Trade and Labour Pathways for Decent Work in Kenya's Digital Economy 2025
Page 19 of 31 · WEF_Trade_and_Labour_Pathways_for_Decent_Work_in_Kenya's_Digital_Economy_2025.pdf
Kenya’s five core labour laws do not reflect the realities
of platform-mediated, gig-based or remote work.
Currently, most digital workers are classified as
independent contractors and excluded from
protections such as minimum wage, sick leave
and social security. Kenyan courts have begun
to engage with the complexities of employment
relationships in the digital economy. Tests such
as the “integration test” (which considers whether
the worker is part of the core business) and the
“economic dependency test” (which examines if the
worker relies primarily on one platform for income)
are applied in case of disputes, but legislative
reforms would provide more certainty for the
estimated 1.2 million gig workers in Kenya and the
companies and platforms engaging them.
The National Institutions Act requires that labour
law reform in Kenya be guided by tripartite social
dialogue through the National Labour Board (NLB).
Efforts to amend the law face two significant
challenges:
–The complexity of comprehensive reform:
While there have been attempts to amend the
Employment Act through the NLB to include
BPO workers, these efforts were subsumed
under a broader reform agenda. Tripartite
partners committed to reviewing all five core
laws to align them with the 2010 national
constitution and to better reflect changes in
national, regional and global labour markets.
Given the interrelated nature of the legislation –
where altering definitions in the Employment Act
affects corresponding provisions in the Labour
Relations Act, the Occupational Safety and
Health Act, the Work Injury Benefits Act and the
Labour Institutions Act – piecemeal reform has
proven difficult to justify.

(Task 1): For each statement below, say whether it agrees with the passage on Kenyan labor law, answering yes or no and quoting the words that decide it. (a) Most digital workers in Kenya are classified as employees entitled to minimum wage. (b) The economic dependency test examines whether a worker relies primarily on one platform for income. (c) Tripartite partners committed to reviewing all five core laws.
(Task 2): According to the passage on Kenyan labor law, how many gig workers are estimated to be in Kenya?
(Task 3): From the passage on Kenyan labor law, rewrite the section starting at "Efforts to amend" and ending at "global labour markets.", swapping "BPO workers" for "platform workers".

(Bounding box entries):
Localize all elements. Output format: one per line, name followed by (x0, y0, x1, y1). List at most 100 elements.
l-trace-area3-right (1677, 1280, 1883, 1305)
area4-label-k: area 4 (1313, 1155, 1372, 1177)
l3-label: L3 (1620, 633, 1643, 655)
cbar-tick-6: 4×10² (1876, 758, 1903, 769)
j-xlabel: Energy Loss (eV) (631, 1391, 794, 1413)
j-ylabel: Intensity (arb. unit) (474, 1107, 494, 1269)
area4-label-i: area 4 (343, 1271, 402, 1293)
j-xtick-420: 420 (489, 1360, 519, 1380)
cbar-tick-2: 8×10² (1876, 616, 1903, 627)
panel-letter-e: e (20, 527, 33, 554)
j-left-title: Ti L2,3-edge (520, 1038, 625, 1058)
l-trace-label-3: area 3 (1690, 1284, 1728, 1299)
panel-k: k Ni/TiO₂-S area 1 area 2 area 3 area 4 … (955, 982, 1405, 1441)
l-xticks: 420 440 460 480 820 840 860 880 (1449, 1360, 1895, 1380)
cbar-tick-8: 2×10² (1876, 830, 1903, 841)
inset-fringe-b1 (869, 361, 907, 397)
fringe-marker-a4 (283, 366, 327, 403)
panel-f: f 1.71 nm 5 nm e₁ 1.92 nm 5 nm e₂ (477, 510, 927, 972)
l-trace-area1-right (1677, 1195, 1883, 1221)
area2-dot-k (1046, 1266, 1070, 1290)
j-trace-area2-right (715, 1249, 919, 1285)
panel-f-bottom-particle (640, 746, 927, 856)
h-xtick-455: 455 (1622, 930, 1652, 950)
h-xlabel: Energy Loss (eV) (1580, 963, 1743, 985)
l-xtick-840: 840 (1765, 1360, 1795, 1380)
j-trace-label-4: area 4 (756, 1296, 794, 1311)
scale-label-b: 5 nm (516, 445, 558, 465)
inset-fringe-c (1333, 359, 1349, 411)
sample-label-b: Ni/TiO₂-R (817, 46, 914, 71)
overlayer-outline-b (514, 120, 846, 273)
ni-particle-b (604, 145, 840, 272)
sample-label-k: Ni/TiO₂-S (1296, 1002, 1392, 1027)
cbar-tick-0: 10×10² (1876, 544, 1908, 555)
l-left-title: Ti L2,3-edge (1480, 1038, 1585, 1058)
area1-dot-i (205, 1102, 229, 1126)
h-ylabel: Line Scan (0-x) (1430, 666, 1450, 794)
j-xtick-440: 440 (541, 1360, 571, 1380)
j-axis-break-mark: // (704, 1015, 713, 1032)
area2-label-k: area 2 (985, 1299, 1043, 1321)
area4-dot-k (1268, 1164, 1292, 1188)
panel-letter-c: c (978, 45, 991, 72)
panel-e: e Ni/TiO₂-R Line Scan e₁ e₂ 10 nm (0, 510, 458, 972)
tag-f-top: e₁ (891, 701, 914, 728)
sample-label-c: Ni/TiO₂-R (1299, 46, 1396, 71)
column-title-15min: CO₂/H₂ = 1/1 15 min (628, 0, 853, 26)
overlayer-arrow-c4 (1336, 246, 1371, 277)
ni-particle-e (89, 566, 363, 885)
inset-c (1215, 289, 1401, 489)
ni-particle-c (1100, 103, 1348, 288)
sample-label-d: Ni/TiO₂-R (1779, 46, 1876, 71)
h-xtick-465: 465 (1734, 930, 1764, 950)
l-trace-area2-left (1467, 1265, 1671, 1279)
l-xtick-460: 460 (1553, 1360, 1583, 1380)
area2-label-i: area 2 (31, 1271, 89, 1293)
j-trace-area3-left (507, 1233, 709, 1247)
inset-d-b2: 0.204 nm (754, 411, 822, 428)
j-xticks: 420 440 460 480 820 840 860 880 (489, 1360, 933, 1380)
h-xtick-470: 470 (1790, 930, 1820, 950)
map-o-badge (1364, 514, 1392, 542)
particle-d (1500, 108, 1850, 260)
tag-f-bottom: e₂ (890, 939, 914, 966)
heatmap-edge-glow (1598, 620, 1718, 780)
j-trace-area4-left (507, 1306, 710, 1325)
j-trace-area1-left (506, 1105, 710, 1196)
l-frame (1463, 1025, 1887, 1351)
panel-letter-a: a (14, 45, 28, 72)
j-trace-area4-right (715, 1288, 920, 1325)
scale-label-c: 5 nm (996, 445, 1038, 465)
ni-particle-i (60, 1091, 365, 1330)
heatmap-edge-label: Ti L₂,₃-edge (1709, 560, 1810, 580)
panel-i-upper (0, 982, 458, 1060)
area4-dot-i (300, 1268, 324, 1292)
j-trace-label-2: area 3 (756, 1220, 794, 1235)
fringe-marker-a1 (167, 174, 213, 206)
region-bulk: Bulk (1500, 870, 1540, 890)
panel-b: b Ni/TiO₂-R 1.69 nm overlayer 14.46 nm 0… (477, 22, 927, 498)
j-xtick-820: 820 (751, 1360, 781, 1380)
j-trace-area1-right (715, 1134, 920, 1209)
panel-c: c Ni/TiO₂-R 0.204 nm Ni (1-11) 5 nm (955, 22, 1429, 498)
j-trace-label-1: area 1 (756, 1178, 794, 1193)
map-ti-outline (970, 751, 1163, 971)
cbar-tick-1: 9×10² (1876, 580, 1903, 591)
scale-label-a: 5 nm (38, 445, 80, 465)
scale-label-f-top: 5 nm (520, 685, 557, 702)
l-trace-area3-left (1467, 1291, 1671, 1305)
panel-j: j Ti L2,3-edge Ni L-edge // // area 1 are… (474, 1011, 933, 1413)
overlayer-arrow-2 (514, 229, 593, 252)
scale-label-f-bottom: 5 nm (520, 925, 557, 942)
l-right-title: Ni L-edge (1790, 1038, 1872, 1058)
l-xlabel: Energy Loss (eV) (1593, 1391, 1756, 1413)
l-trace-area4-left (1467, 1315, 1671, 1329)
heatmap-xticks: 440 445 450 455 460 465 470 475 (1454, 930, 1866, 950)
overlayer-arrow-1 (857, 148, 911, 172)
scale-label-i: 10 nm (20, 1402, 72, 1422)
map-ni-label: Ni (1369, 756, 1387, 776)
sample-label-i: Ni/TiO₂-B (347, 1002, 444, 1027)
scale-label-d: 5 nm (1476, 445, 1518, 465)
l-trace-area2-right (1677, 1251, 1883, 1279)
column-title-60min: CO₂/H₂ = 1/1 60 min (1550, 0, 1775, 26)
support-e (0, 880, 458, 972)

(Exercise response 1):
(a) No: "most digital workers are classified as independent contractors and excluded from protections such as minimum wage"
(b) Yes: "“economic dependency test” (which examines if the worker relies primarily on one platform for income)"
(c) Yes: "Tripartite partners committed to reviewing all five core laws"

(Exercise response 2): An estimated 1.2 million.

(Exercise response 3):
Efforts to amend the law face two significant
challenges:
–The complexity of comprehensive reform:
While there have been attempts to amend the
Employment Act through the NLB to include
platform workers, these efforts were subsumed
under a broader reform agenda. Tripartite
partners committed to reviewing all five core
laws to align them with the 2010 national
constitution and to better reflect changes in
national, regional and global labour markets.